* Task requirements
Transcribe the lines below verbatim, skipping the images.

** Start of Material **

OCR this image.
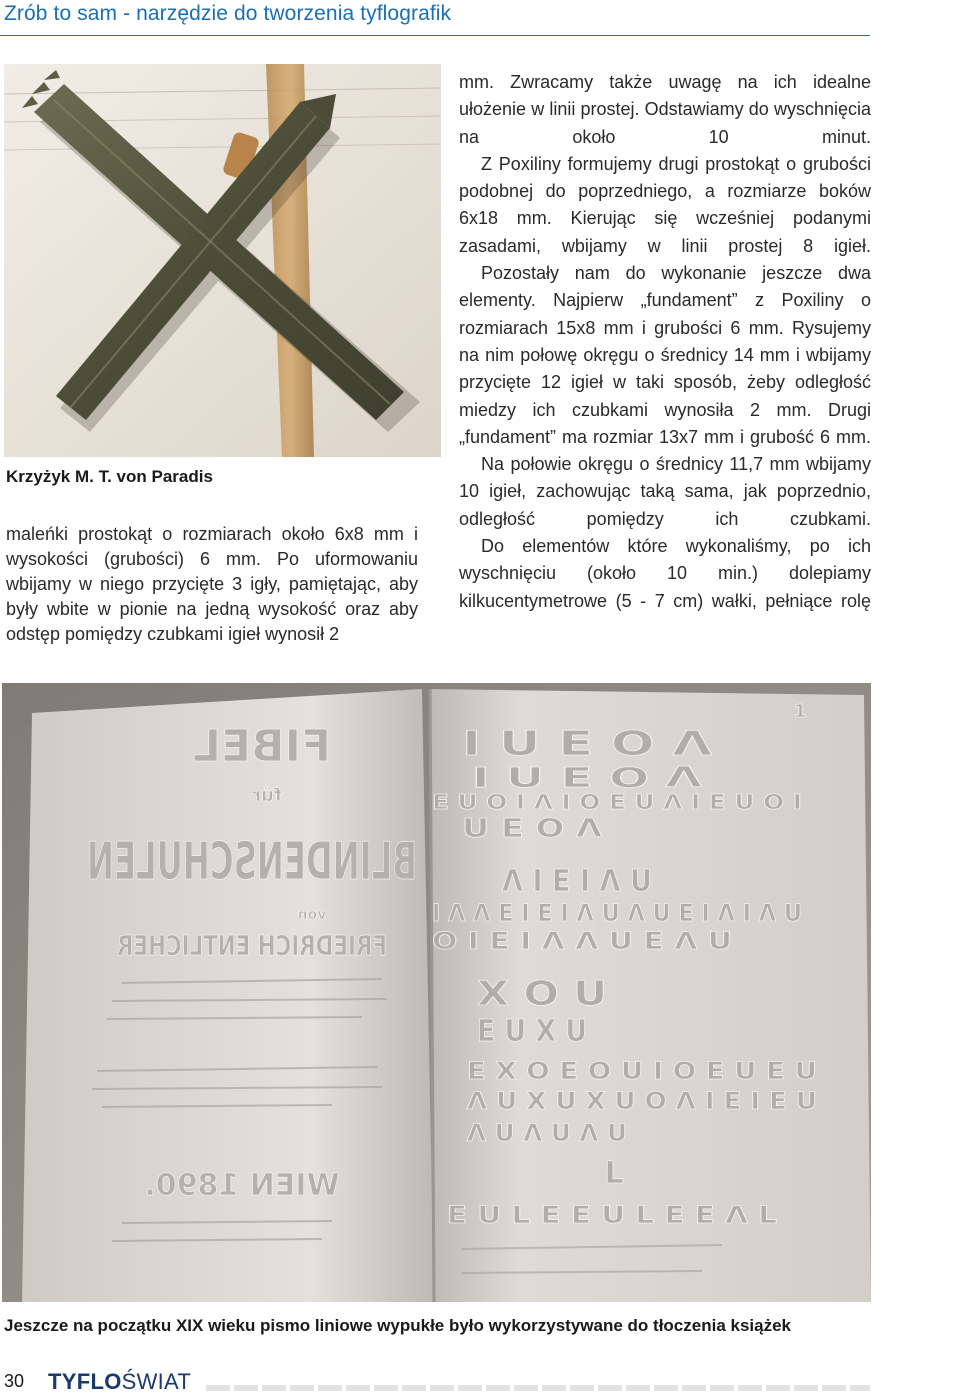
Zrób to sam - narzędzie do tworzenia tyflografik
Krzyżyk M. T. von Paradis

maleńki prostokąt o rozmiarach około 6x8 mm i wysokości (grubości) 6 mm. Po uformowaniu wbijamy w niego przycięte 3 igły, pamiętając, aby były wbite w pionie na jedną wysokość oraz aby odstęp pomiędzy czubkami igieł wynosił 2

mm. Zwracamy także uwagę na ich idealne ułożenie w linii prostej. Odstawiamy do wyschnięcia na około 10 minut.

Z Poxiliny formujemy drugi prostokąt o grubości podobnej do poprzedniego, a rozmiarze boków 6x18 mm. Kierując się wcześniej podanymi zasadami, wbijamy w linii prostej 8 igieł.

Pozostały nam do wykonanie jeszcze dwa elementy. Najpierw „fundament” z Poxiliny o rozmiarach 15x8 mm i grubości 6 mm. Rysujemy na nim połowę okręgu o średnicy 14 mm i wbijamy przycięte 12 igieł w taki sposób, żeby odległość miedzy ich czubkami wynosiła 2 mm. Drugi „fundament” ma rozmiar 13x7 mm i grubość 6 mm.

Na połowie okręgu o średnicy 11,7 mm wbijamy 10 igieł, zachowując taką sama, jak poprzednio, odległość pomiędzy ich czubkami.

Do elementów które wykonaliśmy, po ich wyschnięciu (około 10 min.) dolepiamy kilkucentymetrowe (5 - 7 cm) wałki, pełniące rolę

FIBEL
für
BLINDENSCHULEN
von
FRIEDRICH ENTLICHER
WIEN 1890.
1
I U E O Λ
I U E O Λ
E U O I Λ I O E U Λ I E U O I
U E O Λ
Λ I E I Λ U
I Λ Λ E I E I Λ U Λ U E I Λ I Λ U
O I E I Λ Λ U E Λ U
X O U
E U X U
E X O E O U I O E U E U
Λ U X U X U O Λ I E I E U
Λ U Λ U Λ U
L
E U L E E U L E E Λ L
Jeszcze na początku XIX wieku pismo liniowe wypukłe było wykorzystywane do tłoczenia książek
30 TYFLOŚWIAT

** End of Material **

* Result below
OCR this image.
Zrób to sam - narzędzie do tworzenia tyflografik
Krzyżyk M. T. von Paradis

maleńki prostokąt o rozmiarach około 6x8 mm i wysokości (grubości) 6 mm. Po uformowaniu wbijamy w niego przycięte 3 igły, pamiętając, aby były wbite w pionie na jedną wysokość oraz aby odstęp pomiędzy czubkami igieł wynosił 2

mm. Zwracamy także uwagę na ich idealne ułożenie w linii prostej. Odstawiamy do wyschnięcia na około 10 minut.

Z Poxiliny formujemy drugi prostokąt o grubości podobnej do poprzedniego, a rozmiarze boków 6x18 mm. Kierując się wcześniej podanymi zasadami, wbijamy w linii prostej 8 igieł.

Pozostały nam do wykonanie jeszcze dwa elementy. Najpierw „fundament” z Poxiliny o rozmiarach 15x8 mm i grubości 6 mm. Rysujemy na nim połowę okręgu o średnicy 14 mm i wbijamy przycięte 12 igieł w taki sposób, żeby odległość miedzy ich czubkami wynosiła 2 mm. Drugi „fundament” ma rozmiar 13x7 mm i grubość 6 mm.

Na połowie okręgu o średnicy 11,7 mm wbijamy 10 igieł, zachowując taką sama, jak poprzednio, odległość pomiędzy ich czubkami.

Do elementów które wykonaliśmy, po ich wyschnięciu (około 10 min.) dolepiamy kilkucentymetrowe (5 - 7 cm) wałki, pełniące rolę

FIBEL
für
BLINDENSCHULEN
von
FRIEDRICH ENTLICHER
WIEN 1890.
1
I U E O Λ
I U E O Λ
E U O I Λ I O E U Λ I E U O I
U E O Λ
Λ I E I Λ U
I Λ Λ E I E I Λ U Λ U E I Λ I Λ U
O I E I Λ Λ U E Λ U
X O U
E U X U
E X O E O U I O E U E U
Λ U X U X U O Λ I E I E U
Λ U Λ U Λ U
L
E U L E E U L E E Λ L
Jeszcze na początku XIX wieku pismo liniowe wypukłe było wykorzystywane do tłoczenia książek
30 TYFLOŚWIAT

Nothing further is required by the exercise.